* _Exercise requirements_
A single number is the answer here: how many lines of the entries contain "смысл"?

+++ Task input

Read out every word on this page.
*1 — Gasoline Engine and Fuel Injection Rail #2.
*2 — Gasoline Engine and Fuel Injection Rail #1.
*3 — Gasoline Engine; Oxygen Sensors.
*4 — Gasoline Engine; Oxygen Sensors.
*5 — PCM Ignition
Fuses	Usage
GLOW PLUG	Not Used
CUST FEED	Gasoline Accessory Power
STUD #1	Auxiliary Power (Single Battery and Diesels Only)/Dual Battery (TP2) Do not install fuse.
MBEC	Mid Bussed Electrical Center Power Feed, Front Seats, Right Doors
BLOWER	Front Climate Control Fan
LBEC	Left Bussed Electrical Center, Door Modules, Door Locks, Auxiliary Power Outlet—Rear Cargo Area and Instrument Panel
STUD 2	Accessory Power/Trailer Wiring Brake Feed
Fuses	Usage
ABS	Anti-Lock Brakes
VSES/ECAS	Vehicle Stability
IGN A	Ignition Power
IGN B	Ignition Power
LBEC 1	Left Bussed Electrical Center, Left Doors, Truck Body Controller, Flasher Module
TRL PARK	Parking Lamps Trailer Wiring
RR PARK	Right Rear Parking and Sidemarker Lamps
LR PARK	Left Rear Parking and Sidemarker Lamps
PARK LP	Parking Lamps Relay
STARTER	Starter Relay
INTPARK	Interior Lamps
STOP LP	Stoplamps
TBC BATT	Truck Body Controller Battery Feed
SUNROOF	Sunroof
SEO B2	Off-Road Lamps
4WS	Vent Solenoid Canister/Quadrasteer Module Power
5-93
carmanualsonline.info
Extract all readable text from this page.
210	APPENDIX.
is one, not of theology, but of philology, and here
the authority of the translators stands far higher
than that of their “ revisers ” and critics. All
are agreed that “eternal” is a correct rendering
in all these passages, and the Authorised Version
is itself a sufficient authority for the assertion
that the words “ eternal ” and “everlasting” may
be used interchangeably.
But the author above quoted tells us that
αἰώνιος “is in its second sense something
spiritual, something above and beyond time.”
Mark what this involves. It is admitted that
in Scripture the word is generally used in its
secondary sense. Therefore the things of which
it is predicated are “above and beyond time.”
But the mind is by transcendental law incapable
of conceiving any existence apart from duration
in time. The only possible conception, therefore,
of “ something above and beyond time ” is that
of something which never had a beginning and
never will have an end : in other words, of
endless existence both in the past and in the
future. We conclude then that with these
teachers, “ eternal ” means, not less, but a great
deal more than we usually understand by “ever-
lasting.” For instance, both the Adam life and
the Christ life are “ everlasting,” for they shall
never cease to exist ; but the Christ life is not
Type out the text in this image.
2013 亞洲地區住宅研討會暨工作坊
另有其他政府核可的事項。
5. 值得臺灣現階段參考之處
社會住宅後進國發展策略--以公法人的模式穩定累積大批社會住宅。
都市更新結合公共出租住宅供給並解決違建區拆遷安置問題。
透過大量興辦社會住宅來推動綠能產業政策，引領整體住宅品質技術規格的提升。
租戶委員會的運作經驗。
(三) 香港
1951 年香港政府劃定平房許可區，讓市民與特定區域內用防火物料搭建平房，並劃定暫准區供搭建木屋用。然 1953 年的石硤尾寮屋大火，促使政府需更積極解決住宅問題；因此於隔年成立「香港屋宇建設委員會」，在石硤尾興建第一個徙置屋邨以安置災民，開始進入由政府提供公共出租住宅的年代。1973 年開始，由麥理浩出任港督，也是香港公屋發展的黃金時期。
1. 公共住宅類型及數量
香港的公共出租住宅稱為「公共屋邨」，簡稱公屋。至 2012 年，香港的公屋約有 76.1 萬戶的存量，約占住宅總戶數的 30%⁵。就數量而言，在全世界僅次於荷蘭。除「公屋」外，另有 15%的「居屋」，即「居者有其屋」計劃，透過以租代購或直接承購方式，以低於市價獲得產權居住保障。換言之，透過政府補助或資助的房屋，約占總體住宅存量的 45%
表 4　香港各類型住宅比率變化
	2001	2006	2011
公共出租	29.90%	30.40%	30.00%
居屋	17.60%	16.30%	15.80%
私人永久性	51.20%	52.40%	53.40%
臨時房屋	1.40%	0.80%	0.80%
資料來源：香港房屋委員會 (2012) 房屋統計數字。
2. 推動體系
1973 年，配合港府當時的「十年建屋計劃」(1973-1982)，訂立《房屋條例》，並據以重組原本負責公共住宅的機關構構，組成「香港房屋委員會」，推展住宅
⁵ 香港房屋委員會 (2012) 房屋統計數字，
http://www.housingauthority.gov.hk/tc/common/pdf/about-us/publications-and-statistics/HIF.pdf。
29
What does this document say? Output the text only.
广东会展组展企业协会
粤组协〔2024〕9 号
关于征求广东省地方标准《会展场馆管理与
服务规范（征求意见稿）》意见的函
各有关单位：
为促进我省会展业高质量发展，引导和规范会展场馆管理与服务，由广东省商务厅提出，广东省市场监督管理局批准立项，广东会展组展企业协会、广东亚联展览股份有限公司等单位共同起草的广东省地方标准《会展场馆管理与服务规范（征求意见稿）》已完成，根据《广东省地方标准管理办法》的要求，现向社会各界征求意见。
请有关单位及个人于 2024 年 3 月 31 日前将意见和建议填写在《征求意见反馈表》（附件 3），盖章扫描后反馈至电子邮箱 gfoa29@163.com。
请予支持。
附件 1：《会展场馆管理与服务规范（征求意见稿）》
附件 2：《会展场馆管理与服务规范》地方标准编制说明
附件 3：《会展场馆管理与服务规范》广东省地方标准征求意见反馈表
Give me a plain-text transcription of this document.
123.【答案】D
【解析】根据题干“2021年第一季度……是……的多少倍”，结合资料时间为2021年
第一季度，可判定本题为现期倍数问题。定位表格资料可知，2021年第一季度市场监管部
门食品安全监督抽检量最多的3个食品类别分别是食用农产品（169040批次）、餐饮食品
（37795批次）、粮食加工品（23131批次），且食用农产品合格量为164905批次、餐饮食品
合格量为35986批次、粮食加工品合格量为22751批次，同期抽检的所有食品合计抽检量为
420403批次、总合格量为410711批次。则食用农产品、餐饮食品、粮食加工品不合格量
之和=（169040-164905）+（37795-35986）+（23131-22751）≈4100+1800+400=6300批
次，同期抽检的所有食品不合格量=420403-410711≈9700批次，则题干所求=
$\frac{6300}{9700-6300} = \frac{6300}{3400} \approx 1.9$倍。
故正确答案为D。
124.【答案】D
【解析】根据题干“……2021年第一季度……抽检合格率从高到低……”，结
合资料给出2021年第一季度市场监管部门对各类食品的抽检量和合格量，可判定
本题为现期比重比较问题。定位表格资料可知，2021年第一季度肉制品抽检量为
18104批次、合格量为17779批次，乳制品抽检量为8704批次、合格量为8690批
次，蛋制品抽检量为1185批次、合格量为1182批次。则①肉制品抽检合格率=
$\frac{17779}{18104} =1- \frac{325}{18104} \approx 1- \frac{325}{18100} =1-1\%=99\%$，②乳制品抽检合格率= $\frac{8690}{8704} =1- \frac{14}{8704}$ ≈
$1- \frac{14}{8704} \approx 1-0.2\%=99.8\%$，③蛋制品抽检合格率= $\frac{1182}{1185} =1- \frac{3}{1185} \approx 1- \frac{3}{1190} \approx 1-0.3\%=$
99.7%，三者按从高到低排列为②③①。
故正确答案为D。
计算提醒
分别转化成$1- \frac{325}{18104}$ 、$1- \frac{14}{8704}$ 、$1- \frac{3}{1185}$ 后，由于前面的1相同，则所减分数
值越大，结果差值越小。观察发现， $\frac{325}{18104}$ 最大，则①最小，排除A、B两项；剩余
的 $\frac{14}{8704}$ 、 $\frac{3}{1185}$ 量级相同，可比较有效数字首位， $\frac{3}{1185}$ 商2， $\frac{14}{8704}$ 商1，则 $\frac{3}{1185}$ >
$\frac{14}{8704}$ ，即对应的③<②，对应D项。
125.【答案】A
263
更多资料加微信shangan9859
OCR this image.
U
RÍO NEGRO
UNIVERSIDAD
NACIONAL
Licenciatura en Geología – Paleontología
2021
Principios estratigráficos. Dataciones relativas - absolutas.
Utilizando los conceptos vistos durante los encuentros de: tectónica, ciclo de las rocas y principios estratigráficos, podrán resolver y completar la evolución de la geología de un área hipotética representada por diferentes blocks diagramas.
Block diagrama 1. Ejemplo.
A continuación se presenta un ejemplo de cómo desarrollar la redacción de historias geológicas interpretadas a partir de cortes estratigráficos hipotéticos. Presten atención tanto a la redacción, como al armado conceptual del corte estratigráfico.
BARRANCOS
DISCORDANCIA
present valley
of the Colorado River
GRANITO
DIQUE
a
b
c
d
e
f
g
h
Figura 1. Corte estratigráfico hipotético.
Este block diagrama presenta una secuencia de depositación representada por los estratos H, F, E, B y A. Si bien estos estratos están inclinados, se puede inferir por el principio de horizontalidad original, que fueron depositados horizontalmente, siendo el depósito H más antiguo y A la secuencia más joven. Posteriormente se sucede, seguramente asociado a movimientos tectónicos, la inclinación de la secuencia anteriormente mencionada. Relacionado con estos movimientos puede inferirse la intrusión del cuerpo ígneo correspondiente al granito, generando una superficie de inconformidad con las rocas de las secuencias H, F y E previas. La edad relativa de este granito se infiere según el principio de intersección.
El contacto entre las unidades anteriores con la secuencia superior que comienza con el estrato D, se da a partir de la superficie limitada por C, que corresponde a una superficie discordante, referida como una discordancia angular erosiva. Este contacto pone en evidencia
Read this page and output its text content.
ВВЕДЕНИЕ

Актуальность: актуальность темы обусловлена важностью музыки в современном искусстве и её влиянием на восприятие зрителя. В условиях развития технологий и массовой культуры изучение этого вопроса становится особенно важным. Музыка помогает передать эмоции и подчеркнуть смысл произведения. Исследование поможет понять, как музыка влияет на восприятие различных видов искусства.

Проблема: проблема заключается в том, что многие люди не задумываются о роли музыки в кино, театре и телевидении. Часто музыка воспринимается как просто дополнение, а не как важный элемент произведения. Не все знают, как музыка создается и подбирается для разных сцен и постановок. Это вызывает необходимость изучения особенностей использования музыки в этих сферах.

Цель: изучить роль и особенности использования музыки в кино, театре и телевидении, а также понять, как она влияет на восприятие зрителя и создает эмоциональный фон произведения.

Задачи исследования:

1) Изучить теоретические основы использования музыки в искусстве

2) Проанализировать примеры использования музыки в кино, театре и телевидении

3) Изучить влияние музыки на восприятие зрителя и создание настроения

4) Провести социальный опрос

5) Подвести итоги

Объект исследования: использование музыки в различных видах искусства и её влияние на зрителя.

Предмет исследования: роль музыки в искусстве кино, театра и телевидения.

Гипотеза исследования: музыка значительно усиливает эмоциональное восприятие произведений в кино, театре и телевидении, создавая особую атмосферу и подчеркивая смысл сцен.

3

++++++

* _Solution to this problem_
2